### AIM OF THE EXERCISE:
Identify each line in the records below that contains the word "Employment", and copy it.

### THE DATA:
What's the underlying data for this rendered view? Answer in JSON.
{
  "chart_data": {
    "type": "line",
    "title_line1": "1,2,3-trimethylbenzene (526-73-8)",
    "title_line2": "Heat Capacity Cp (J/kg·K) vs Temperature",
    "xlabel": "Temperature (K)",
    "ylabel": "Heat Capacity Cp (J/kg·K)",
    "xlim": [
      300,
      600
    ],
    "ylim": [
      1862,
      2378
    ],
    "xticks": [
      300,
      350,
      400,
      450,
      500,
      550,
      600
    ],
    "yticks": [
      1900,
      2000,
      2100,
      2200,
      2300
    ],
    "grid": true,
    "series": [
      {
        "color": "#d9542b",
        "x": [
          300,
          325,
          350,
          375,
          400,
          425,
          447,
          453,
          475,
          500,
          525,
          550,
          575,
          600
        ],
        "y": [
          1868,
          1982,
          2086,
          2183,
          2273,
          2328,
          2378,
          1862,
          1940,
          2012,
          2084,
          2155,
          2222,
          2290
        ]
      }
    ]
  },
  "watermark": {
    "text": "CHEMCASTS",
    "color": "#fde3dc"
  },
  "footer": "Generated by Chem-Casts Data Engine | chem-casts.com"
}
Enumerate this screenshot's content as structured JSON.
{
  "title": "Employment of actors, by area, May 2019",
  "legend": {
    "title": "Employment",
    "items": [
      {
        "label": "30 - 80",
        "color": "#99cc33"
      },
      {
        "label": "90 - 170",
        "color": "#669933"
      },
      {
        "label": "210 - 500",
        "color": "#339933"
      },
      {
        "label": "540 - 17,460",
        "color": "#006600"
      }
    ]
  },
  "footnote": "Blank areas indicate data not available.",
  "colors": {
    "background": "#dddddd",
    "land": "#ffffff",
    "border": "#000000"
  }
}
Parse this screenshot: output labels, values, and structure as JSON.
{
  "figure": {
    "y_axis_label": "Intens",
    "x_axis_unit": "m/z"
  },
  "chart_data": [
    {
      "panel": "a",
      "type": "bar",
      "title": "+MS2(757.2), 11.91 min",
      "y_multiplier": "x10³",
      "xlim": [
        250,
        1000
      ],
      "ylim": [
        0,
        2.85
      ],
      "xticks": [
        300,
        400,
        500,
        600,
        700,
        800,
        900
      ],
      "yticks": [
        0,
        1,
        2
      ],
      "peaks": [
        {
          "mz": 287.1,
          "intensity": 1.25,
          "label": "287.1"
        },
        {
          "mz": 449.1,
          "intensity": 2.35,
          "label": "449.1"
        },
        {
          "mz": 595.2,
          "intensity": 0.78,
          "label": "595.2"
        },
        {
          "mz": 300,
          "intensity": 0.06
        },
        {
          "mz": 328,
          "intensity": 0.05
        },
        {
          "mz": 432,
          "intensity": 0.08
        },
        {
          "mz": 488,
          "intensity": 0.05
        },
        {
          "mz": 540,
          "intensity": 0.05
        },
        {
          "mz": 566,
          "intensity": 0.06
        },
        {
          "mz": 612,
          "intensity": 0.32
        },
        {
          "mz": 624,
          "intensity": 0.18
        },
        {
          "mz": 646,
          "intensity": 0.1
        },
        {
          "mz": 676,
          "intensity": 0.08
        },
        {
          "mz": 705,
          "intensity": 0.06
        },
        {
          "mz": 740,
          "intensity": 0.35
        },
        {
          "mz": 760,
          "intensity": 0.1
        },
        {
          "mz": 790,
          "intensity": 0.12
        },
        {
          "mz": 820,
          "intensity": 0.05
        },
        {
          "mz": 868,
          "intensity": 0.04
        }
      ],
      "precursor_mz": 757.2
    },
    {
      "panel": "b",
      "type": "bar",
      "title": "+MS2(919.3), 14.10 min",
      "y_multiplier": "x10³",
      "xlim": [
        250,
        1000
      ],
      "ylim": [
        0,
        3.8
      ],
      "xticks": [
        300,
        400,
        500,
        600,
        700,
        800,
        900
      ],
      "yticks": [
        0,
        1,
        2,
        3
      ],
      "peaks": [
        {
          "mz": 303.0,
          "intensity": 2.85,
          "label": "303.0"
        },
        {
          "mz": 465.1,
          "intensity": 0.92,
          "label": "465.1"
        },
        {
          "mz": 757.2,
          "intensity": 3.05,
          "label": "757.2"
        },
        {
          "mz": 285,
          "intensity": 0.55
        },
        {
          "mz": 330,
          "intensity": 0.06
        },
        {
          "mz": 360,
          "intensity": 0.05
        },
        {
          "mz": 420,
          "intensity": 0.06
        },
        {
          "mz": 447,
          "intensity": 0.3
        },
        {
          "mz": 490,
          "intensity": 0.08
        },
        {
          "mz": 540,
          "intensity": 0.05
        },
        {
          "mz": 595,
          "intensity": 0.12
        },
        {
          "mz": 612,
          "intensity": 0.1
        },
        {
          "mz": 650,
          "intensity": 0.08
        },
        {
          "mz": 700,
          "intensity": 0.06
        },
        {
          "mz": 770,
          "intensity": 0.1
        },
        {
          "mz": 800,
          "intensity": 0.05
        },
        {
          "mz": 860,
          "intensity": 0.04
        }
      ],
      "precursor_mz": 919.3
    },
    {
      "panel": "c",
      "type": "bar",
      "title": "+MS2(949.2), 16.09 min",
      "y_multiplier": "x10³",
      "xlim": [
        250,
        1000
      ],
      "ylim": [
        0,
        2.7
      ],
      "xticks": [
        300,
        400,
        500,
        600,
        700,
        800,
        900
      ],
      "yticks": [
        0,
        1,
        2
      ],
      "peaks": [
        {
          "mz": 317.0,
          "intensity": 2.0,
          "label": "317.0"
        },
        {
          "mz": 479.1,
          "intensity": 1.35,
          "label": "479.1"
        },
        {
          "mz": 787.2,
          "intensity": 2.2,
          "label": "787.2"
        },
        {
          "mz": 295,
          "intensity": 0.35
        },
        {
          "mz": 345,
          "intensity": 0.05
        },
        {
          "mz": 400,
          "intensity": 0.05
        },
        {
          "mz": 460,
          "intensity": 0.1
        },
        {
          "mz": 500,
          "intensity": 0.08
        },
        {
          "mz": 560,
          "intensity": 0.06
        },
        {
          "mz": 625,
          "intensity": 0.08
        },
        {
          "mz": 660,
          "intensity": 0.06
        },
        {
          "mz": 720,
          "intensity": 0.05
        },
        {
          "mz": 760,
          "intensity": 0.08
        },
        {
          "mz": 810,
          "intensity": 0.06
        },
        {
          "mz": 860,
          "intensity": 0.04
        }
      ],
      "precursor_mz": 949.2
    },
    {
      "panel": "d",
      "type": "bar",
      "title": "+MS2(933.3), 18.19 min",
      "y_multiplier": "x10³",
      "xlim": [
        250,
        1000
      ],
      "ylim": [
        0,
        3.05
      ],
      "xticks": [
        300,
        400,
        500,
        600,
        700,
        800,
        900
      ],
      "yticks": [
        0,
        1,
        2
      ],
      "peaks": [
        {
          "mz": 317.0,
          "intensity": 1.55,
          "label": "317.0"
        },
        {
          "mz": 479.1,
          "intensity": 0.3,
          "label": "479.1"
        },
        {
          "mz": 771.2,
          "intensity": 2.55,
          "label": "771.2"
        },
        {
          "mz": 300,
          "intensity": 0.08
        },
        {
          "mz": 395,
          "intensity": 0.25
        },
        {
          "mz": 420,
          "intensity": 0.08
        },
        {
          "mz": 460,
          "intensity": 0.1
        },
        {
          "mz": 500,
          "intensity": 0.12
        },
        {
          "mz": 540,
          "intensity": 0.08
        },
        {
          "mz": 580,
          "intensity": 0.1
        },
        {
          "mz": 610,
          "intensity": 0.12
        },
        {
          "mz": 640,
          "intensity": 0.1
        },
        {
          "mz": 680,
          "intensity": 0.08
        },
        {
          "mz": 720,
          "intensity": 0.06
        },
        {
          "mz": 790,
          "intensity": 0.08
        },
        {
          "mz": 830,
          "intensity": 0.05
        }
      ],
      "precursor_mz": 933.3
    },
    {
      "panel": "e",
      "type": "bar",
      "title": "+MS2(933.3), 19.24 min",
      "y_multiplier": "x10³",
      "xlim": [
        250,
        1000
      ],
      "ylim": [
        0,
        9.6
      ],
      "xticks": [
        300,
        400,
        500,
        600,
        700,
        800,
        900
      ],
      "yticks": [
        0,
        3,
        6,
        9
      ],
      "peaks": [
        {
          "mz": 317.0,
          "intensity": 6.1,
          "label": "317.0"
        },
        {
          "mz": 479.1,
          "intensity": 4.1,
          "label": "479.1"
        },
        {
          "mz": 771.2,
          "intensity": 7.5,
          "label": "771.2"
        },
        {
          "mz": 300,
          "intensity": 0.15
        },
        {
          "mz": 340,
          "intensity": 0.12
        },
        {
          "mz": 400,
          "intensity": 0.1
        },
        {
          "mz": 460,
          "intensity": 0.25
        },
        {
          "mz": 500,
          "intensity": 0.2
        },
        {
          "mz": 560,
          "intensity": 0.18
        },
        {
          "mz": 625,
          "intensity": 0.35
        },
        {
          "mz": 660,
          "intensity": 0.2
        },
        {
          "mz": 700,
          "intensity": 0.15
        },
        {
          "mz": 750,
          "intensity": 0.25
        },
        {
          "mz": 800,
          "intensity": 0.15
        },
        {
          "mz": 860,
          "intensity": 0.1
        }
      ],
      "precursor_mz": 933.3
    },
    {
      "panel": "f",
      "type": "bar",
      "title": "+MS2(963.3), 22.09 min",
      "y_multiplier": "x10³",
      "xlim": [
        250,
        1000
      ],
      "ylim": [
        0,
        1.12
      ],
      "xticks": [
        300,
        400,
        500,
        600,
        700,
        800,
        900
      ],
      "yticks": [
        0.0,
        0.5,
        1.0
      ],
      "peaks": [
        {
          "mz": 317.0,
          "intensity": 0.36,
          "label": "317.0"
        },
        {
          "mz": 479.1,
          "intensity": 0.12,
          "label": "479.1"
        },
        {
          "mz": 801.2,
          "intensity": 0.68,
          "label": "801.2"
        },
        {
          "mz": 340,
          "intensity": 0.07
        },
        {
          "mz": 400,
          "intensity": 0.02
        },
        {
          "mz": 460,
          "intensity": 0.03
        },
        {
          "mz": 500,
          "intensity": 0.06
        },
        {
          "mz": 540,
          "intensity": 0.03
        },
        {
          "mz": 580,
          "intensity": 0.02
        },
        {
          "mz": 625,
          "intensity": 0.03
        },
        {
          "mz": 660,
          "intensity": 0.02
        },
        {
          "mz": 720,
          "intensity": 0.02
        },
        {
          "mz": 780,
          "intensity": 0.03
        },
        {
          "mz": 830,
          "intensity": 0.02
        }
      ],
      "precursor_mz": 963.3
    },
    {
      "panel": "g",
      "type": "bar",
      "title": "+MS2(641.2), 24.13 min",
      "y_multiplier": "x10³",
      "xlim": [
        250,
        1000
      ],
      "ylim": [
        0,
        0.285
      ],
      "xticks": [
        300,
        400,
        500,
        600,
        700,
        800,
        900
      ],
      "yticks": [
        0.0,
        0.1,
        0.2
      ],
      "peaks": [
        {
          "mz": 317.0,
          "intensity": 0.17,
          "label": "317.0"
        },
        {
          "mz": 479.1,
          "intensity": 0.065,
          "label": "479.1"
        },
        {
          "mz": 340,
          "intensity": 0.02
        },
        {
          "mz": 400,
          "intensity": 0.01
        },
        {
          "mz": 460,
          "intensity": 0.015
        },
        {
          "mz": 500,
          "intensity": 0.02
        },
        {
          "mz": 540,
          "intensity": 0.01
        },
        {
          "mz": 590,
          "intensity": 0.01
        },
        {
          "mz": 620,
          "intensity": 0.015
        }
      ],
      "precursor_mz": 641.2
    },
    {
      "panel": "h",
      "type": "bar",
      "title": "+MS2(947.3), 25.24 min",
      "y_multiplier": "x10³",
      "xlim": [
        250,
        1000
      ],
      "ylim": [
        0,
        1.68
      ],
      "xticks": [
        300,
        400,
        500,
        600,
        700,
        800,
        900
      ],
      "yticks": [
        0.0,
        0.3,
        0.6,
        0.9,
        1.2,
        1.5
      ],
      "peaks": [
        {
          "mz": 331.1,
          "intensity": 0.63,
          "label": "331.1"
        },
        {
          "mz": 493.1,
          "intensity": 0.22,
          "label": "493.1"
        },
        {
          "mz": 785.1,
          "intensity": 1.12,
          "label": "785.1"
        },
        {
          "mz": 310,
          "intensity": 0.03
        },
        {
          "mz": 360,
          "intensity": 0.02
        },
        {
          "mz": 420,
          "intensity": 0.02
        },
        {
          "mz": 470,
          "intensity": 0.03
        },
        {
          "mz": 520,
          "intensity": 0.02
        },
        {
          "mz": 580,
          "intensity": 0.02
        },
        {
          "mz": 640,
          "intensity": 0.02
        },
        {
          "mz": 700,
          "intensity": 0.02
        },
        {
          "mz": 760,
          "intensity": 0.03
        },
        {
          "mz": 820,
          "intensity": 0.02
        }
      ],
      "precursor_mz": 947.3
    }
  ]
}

### TASK SOLUTION:
  "title": "Employment of actors, by area, May 2019",
    "title": "Employment",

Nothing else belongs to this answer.